[BEGIN]
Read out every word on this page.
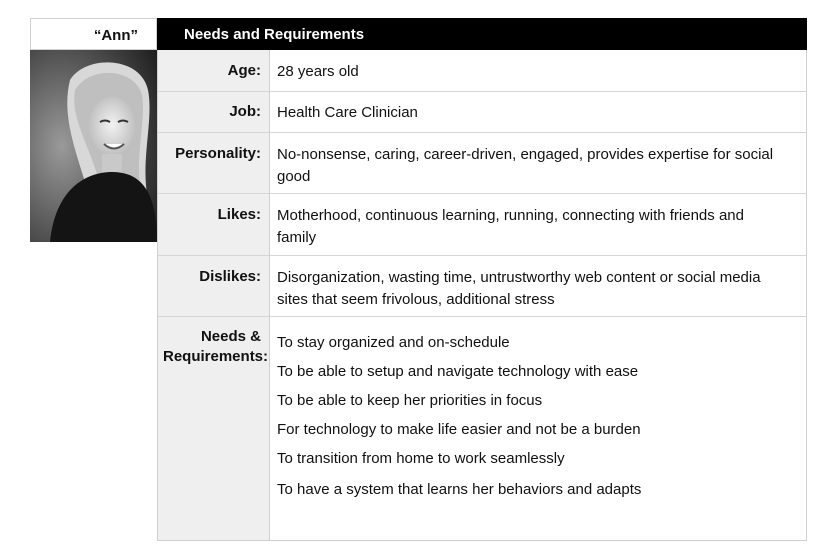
“Ann”	Needs and Requirements
Age: 28 years old
Job: Health Care Clinician
Personality: No-nonsense, caring, career-driven, engaged, provides expertise for social good
Likes: Motherhood, continuous learning, running, connecting with friends and family
Dislikes: Disorganization, wasting time, untrustworthy web content or social media sites that seem frivolous, additional stress
Needs & Requirements:
To stay organized and on-schedule
To be able to setup and navigate technology with ease
To be able to keep her priorities in focus
For technology to make life easier and not be a burden
To transition from home to work seamlessly
To have a system that learns her behaviors and adapts
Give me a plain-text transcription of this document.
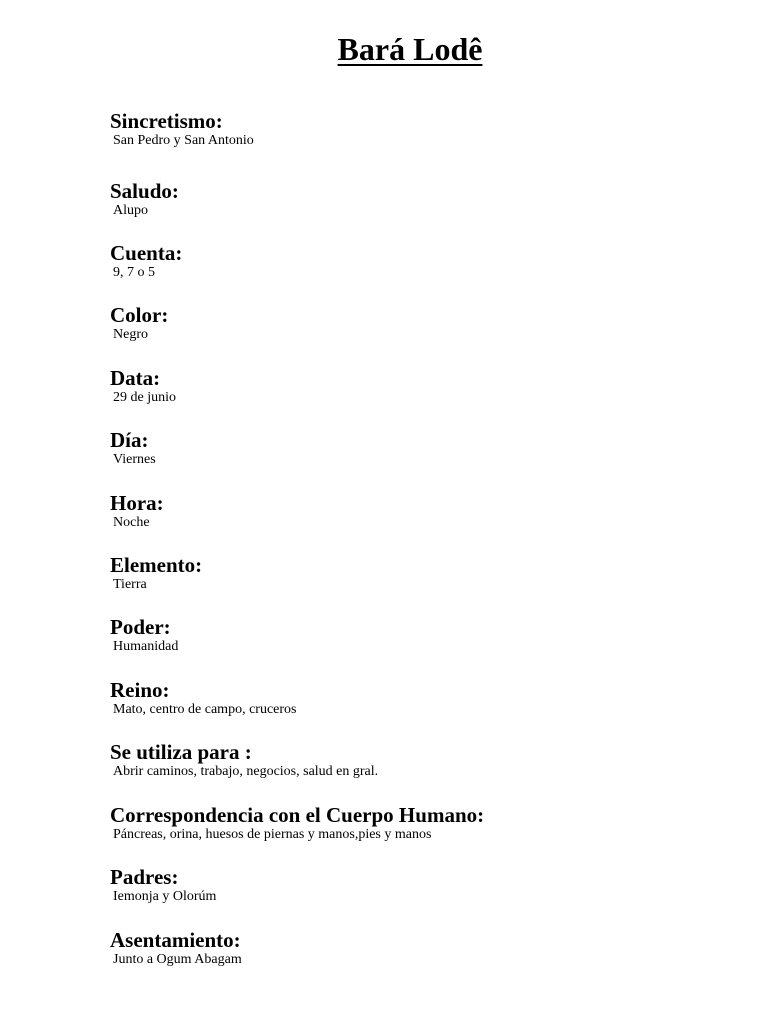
Bará Lodê

Sincretismo:

San Pedro y San Antonio

Saludo:

Alupo

Cuenta:

9, 7 o 5

Color:

Negro

Data:

29 de junio

Día:

Viernes

Hora:

Noche

Elemento:

Tierra

Poder:

Humanidad

Reino:

Mato, centro de campo, cruceros

Se utiliza para :

Abrir caminos, trabajo, negocios, salud en gral.

Correspondencia con el Cuerpo Humano:

Páncreas, orina, huesos de piernas y manos,pies y manos

Padres:

Iemonja y Olorúm

Asentamiento:

Junto a Ogum Abagam
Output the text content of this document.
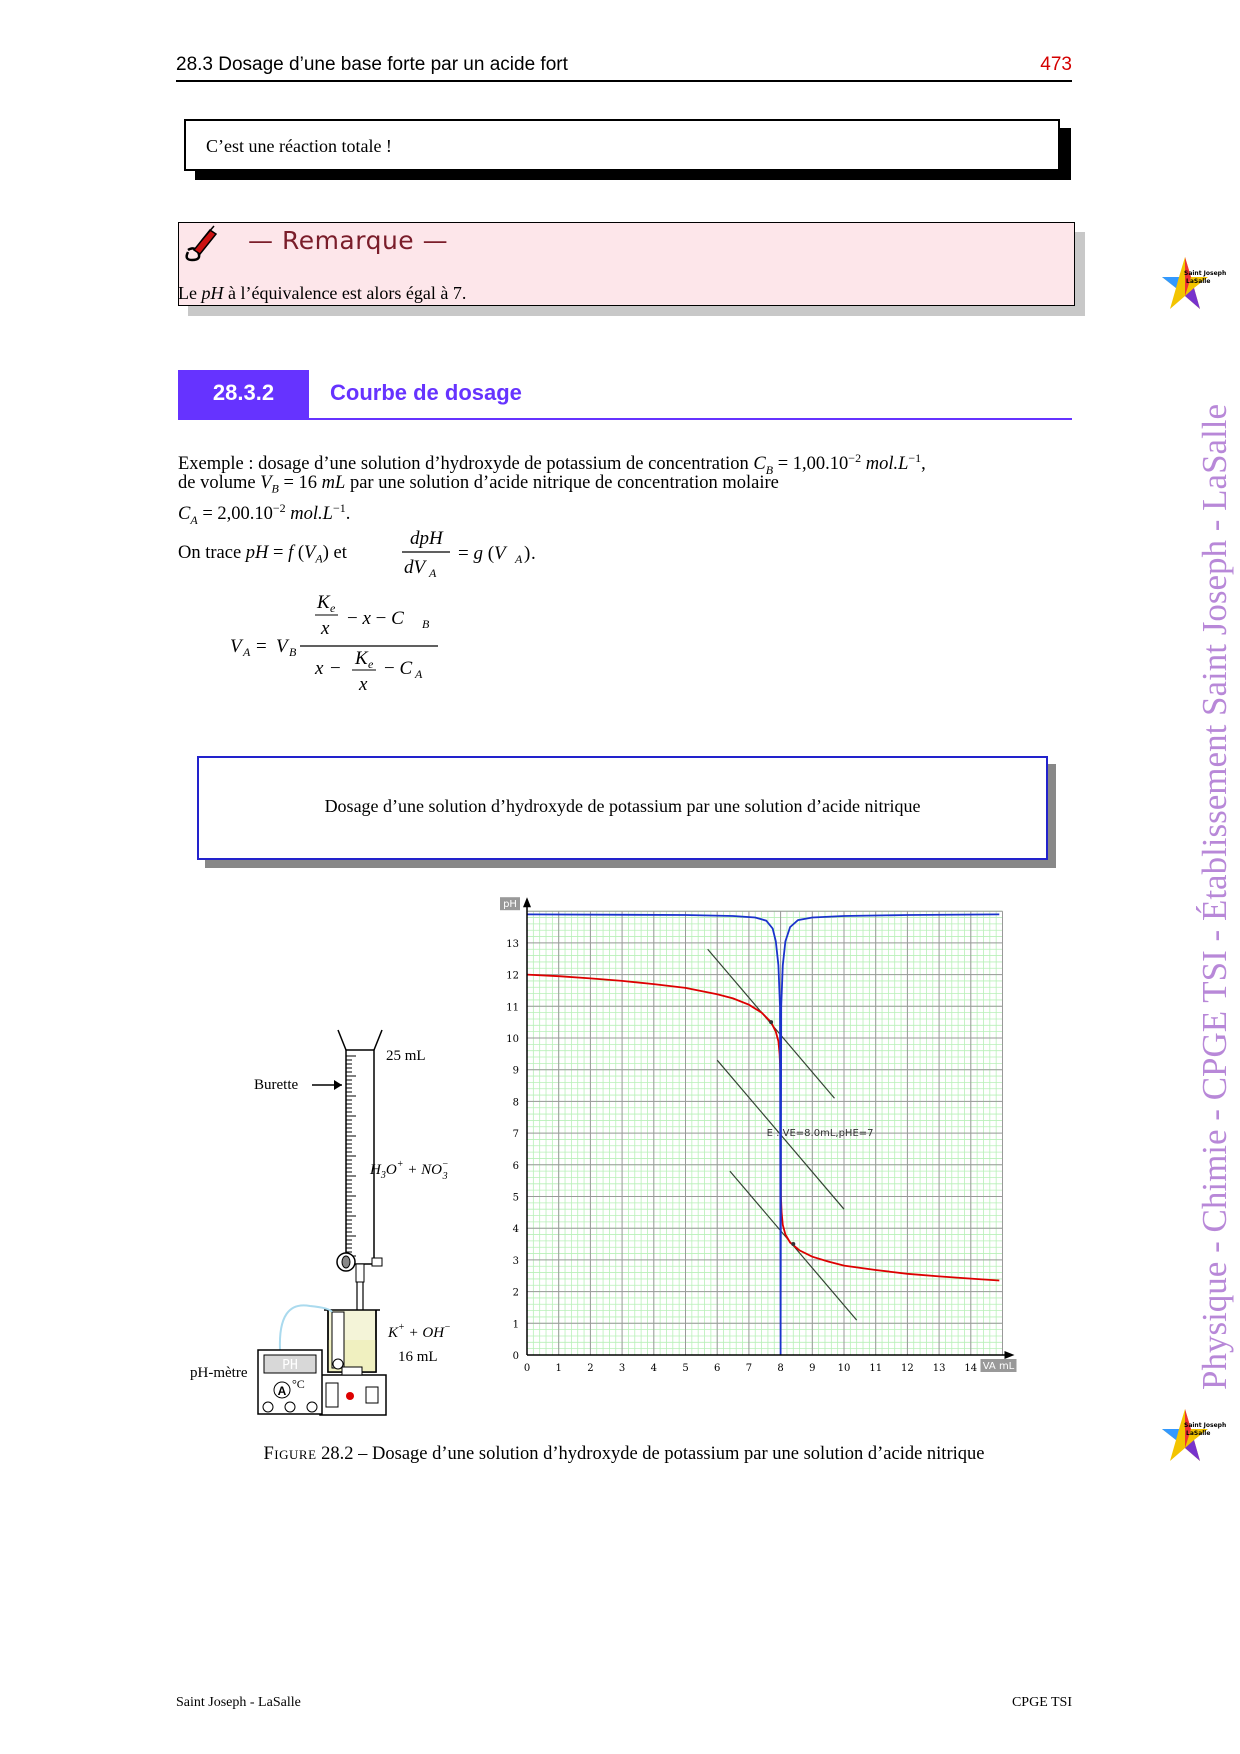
28.3 Dosage d’une base forte par un acide fort	473
C’est une réaction totale !
— Remarque —
Le pH à l’équivalence est alors égal à 7.
28.3.2	Courbe de dosage
Exemple : dosage d’une solution d’hydroxyde de potassium de concentration $C_B = 1,00.10^{-2}$ $mol.L^{-1}$,
de volume $V_B = 16$ mL par une solution d’acide nitrique de concentration molaire
$C_A = 2,00.10^{-2}$ $mol.L^{-1}$.
On trace pH = f $(V_A)$ et
dpH
dV A
= g (V A ) .
V A = V B
K e
x − x − C B
x − K e
x
− C A
Dosage d’une solution d’hydroxyde de potassium par une solution d’acide nitrique
Burette
25 mL
$H_3O^+ + NO^-$ 3
K+ + OH−
16 mL
PH
A °C
pH-mètre	0	1	2	3	4	5	6	7	8	9 10 11 12 13 14
0
1
2
3
4
5
6
7
8
9
10
11
12
13
pH
VA mL
E : VE=8.0mL,pHE=7
Figure 28.2 – Dosage d’une solution d’hydroxyde de potassium par une solution d’acide nitrique
Saint Joseph - LaSalle	CPGE TSI
Physique - Chimie - CPGE TSI - Établissement Saint Joseph - LaSalle
Saint Joseph
LaSalle
Saint Joseph
LaSalle
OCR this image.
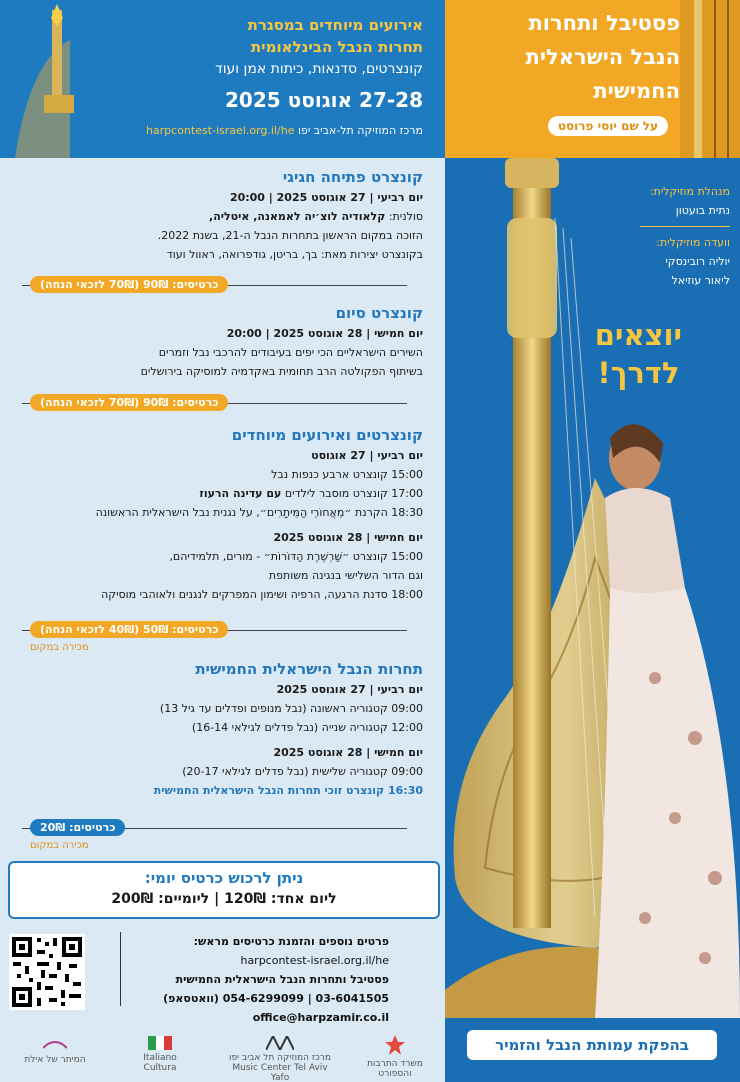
אירועים מיוחדים במסגרת
תחרות הנבל הבינלאומית
קונצרטים, סדנאות, כיתות אמן ועוד
27-28 אוגוסט 2025
מרכז המוזיקה תל-אביב יפו harpcontest-israel.org.il/he
פסטיבל ותחרות
הנבל הישראלית
החמישית
על שם יוסי פרוסט
מנהלת מוזיקלית:
נתית בועטון
וועדה מוזיקלית:
יוליה רובינסקי
ליאור עוזיאל
יוצאים
לדרך!
בהפקת עמותת הנבל והזמיר
קונצרט פתיחה חגיגי
יום רביעי | 27 אוגוסט 2025 | 20:00
סולנית: קלאודיה לוצ׳יה לאמאנה, איטליה,
הזוכה במקום הראשון בתחרות הנבל ה-21, בשנת 2022.
בקונצרט יצירות מאת: בך, בריטן, גודפרואה, ראוול ועוד
כרטיסים: 90₪ (70₪ לזכאי הנחה)
קונצרט סיום
יום חמישי | 28 אוגוסט 2025 | 20:00
השירים הישראליים הכי יפים בעיבודים להרכבי נבל וזמרים
בשיתוף הפקולטה הרב תחומית באקדמיה למוסיקה בירושלים
כרטיסים: 90₪ (70₪ לזכאי הנחה)
קונצרטים ואירועים מיוחדים
יום רביעי | 27 אוגוסט
15:00 קונצרט ארבע כנפות נבל
17:00 קונצרט מוסבר לילדים עם עדינה הרעוז
18:30 הקרנת ״מֵאֲחוֹרֵי הַמֵּיתָרִים״, על נגנית נבל הישראלית הראשונה
יום חמישי | 28 אוגוסט 2025
15:00 קונצרט ״שַׁרְשֶׁרֶת הַדּוֹרוֹת״ - מורים, תלמידיהם,
וגם הדור השלישי בנגינה משותפת
18:00 סדנת הרגעה, הרפיה ושימון המפרקים לנגנים ולאוהבי מוסיקה
כרטיסים: 50₪ (40₪ לזכאי הנחה)
מכירה במקום
תחרות הנבל הישראלית החמישית
יום רביעי | 27 אוגוסט 2025
09:00 קטגוריה ראשונה (נבל מנופים ופדלים עד גיל 13)
12:00 קטגוריה שנייה (נבל פדלים לגילאי 16-14)
יום חמישי | 28 אוגוסט 2025
09:00 קטגוריה שלישית (נבל פדלים לגילאי 20-17)
16:30 קונצרט זוכי תחרות הנבל הישראלית החמישית
כרטיסים: 20₪
מכירה במקום
ניתן לרכוש כרטיס יומי:
ליום אחד: 120₪ | ליומיים: 200₪
פרטים נוספים והזמנת כרטיסים מראש:
harpcontest-israel.org.il/he
פסטיבל ותחרות הנבל הישראלית החמישית
03-6041505 | 054-6299099 (וואטסאפ)
office@harpzamir.co.il
משרד התרבות והספורט
מרכז המוזיקה תל אביב יפו Music Center Tel Aviv Yafo
Italiano Cultura
המיתר של אילת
[END]
■ Exercise prompt: Return verbatim every line from the line containing "OCR this image." to the last line of the entries above, inclusive, and leave out the pictures.

■ The solution:
OCR this image.
אירועים מיוחדים במסגרת
תחרות הנבל הבינלאומית
קונצרטים, סדנאות, כיתות אמן ועוד
27-28 אוגוסט 2025
מרכז המוזיקה תל-אביב יפו harpcontest-israel.org.il/he
פסטיבל ותחרות
הנבל הישראלית
החמישית
על שם יוסי פרוסט
מנהלת מוזיקלית:
נתית בועטון
וועדה מוזיקלית:
יוליה רובינסקי
ליאור עוזיאל
יוצאים
לדרך!
בהפקת עמותת הנבל והזמיר
קונצרט פתיחה חגיגי
יום רביעי | 27 אוגוסט 2025 | 20:00
סולנית: קלאודיה לוצ׳יה לאמאנה, איטליה,
הזוכה במקום הראשון בתחרות הנבל ה-21, בשנת 2022.
בקונצרט יצירות מאת: בך, בריטן, גודפרואה, ראוול ועוד
כרטיסים: 90₪ (70₪ לזכאי הנחה)
קונצרט סיום
יום חמישי | 28 אוגוסט 2025 | 20:00
השירים הישראליים הכי יפים בעיבודים להרכבי נבל וזמרים
בשיתוף הפקולטה הרב תחומית באקדמיה למוסיקה בירושלים
כרטיסים: 90₪ (70₪ לזכאי הנחה)
קונצרטים ואירועים מיוחדים
יום רביעי | 27 אוגוסט
15:00 קונצרט ארבע כנפות נבל
17:00 קונצרט מוסבר לילדים עם עדינה הרעוז
18:30 הקרנת ״מֵאֲחוֹרֵי הַמֵּיתָרִים״, על נגנית נבל הישראלית הראשונה
יום חמישי | 28 אוגוסט 2025
15:00 קונצרט ״שַׁרְשֶׁרֶת הַדּוֹרוֹת״ - מורים, תלמידיהם,
וגם הדור השלישי בנגינה משותפת
18:00 סדנת הרגעה, הרפיה ושימון המפרקים לנגנים ולאוהבי מוסיקה
כרטיסים: 50₪ (40₪ לזכאי הנחה)
מכירה במקום
תחרות הנבל הישראלית החמישית
יום רביעי | 27 אוגוסט 2025
09:00 קטגוריה ראשונה (נבל מנופים ופדלים עד גיל 13)
12:00 קטגוריה שנייה (נבל פדלים לגילאי 16-14)
יום חמישי | 28 אוגוסט 2025
09:00 קטגוריה שלישית (נבל פדלים לגילאי 20-17)
16:30 קונצרט זוכי תחרות הנבל הישראלית החמישית
כרטיסים: 20₪
מכירה במקום
ניתן לרכוש כרטיס יומי:
ליום אחד: 120₪ | ליומיים: 200₪
פרטים נוספים והזמנת כרטיסים מראש:
harpcontest-israel.org.il/he
פסטיבל ותחרות הנבל הישראלית החמישית
03-6041505 | 054-6299099 (וואטסאפ)
office@harpzamir.co.il
משרד התרבות והספורט
מרכז המוזיקה תל אביב יפו Music Center Tel Aviv Yafo
Italiano Cultura
המיתר של אילת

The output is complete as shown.